▶ **What you need to do**
Look through the data and write out every line with the word "Florencia" in it.

/---

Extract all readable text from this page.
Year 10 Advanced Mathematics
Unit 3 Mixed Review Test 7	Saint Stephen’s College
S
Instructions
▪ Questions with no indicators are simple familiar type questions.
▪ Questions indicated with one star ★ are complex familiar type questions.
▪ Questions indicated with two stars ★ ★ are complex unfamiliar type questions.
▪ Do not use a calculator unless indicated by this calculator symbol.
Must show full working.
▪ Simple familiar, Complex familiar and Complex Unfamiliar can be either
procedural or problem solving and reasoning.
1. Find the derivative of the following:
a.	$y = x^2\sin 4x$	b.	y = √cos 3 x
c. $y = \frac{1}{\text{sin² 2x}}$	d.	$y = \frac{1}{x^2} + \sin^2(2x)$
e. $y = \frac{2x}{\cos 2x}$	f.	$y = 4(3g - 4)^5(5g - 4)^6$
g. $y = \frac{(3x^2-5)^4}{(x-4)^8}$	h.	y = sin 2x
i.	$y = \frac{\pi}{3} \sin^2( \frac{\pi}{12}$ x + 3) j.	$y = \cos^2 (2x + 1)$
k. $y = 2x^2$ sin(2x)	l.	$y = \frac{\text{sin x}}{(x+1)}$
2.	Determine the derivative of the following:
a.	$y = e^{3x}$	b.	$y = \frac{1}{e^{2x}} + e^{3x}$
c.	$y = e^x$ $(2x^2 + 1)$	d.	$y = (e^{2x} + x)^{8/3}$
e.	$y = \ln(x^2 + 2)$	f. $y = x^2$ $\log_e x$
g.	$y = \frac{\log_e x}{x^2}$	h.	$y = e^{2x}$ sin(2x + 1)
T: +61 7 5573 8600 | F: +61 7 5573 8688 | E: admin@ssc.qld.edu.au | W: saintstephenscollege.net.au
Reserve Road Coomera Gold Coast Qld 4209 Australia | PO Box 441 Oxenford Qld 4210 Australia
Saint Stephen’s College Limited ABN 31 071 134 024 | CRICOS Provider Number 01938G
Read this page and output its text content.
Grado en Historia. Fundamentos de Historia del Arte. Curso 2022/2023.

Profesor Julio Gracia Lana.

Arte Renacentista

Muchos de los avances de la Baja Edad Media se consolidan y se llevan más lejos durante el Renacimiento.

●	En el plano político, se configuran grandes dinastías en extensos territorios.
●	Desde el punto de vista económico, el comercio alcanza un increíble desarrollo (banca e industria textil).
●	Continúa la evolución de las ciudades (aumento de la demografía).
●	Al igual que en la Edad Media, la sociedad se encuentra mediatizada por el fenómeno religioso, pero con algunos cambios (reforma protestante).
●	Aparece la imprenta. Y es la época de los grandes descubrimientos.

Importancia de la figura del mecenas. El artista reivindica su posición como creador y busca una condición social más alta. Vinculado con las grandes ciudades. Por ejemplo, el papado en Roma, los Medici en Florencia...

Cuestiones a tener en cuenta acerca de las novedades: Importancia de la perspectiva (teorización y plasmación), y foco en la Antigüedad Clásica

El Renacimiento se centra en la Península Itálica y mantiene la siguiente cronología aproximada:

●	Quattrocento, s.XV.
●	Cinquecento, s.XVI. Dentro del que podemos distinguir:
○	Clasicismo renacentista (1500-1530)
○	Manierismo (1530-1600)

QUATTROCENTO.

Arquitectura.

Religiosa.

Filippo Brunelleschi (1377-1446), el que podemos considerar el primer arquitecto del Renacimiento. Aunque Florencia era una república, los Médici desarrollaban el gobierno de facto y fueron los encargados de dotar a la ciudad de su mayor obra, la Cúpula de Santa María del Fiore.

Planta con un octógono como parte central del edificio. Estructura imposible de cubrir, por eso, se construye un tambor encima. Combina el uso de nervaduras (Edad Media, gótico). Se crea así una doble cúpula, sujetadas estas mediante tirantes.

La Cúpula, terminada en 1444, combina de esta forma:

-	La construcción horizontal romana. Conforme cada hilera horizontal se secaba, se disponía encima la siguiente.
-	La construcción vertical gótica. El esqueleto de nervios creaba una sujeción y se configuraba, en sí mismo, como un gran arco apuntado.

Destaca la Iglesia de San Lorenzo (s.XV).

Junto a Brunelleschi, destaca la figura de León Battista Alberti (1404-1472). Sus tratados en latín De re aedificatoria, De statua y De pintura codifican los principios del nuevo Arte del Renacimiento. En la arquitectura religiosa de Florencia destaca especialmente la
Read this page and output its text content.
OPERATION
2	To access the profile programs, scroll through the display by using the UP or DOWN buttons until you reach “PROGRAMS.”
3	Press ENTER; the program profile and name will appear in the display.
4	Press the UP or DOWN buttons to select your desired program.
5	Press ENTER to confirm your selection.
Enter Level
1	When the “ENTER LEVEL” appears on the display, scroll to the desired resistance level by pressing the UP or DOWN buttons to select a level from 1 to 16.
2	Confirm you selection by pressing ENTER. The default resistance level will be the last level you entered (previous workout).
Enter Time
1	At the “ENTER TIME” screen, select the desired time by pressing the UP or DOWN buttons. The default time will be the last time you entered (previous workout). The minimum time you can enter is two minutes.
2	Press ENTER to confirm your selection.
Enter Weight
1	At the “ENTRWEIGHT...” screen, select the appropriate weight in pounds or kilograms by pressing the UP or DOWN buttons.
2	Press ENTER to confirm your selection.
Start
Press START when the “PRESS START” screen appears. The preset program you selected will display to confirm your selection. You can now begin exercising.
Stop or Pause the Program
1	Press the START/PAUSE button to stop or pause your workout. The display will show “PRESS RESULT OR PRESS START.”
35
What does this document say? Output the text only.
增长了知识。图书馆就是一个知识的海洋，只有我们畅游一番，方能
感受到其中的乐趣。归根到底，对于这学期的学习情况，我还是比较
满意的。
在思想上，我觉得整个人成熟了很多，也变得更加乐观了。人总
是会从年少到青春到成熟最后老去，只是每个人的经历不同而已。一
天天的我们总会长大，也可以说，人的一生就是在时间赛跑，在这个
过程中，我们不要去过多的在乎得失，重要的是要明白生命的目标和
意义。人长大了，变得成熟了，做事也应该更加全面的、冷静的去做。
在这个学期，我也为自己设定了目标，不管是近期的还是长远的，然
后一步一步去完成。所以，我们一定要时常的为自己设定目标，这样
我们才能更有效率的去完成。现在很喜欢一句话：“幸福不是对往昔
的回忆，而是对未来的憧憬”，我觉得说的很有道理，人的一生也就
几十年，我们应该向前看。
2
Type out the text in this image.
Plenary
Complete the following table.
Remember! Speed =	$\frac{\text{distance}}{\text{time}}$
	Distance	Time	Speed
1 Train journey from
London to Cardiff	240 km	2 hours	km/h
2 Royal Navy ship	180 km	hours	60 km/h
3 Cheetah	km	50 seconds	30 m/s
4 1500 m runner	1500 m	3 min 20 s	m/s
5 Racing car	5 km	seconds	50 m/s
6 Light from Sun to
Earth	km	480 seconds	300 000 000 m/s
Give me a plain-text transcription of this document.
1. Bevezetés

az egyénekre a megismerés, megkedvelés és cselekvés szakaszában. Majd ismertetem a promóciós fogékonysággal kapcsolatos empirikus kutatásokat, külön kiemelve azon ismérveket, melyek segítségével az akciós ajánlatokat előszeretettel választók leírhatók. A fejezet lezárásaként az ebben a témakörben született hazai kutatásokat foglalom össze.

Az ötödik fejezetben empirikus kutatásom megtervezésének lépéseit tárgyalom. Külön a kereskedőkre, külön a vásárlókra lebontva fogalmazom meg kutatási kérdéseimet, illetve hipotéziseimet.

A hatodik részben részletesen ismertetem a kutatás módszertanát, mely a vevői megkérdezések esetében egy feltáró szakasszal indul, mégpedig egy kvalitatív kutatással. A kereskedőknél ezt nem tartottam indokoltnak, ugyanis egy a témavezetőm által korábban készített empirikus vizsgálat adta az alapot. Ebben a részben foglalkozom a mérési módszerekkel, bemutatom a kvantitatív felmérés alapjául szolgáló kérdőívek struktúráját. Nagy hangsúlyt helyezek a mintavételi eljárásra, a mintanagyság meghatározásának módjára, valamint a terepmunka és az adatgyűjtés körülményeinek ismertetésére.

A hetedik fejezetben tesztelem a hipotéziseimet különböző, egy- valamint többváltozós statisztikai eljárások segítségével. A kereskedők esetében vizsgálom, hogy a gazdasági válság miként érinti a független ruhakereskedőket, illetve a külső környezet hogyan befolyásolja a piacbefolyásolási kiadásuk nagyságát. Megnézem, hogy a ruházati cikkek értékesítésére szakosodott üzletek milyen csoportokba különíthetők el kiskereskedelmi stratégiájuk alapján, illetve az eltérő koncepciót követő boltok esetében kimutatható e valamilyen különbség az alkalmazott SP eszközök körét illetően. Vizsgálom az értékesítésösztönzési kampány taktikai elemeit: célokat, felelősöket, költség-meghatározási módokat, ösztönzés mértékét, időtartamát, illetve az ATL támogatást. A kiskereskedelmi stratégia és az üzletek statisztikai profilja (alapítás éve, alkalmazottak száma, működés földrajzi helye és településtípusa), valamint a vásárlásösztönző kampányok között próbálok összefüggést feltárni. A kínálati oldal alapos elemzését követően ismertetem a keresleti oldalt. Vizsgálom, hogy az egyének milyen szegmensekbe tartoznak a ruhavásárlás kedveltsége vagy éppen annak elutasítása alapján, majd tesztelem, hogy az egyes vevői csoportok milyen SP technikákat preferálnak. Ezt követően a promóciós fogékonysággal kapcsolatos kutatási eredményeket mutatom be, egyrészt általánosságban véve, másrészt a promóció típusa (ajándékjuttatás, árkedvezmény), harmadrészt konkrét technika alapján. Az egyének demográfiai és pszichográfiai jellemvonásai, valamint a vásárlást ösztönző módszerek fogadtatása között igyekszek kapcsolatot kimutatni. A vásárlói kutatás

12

\---

▶ **Completed task**
Importancia de la figura del mecenas. El artista reivindica su posición como creador y busca una condición social más alta. Vinculado con las grandes ciudades. Por ejemplo, el papado en Roma, los Medici en Florencia...
Filippo Brunelleschi (1377-1446), el que podemos considerar el primer arquitecto del Renacimiento. Aunque Florencia era una república, los Médici desarrollaban el gobierno de facto y fueron los encargados de dotar a la ciudad de su mayor obra, la Cúpula de Santa María del Fiore.
Junto a Brunelleschi, destaca la figura de León Battista Alberti (1404-1472). Sus tratados en latín De re aedificatoria, De statua y De pintura codifican los principios del nuevo Arte del Renacimiento. En la arquitectura religiosa de Florencia destaca especialmente la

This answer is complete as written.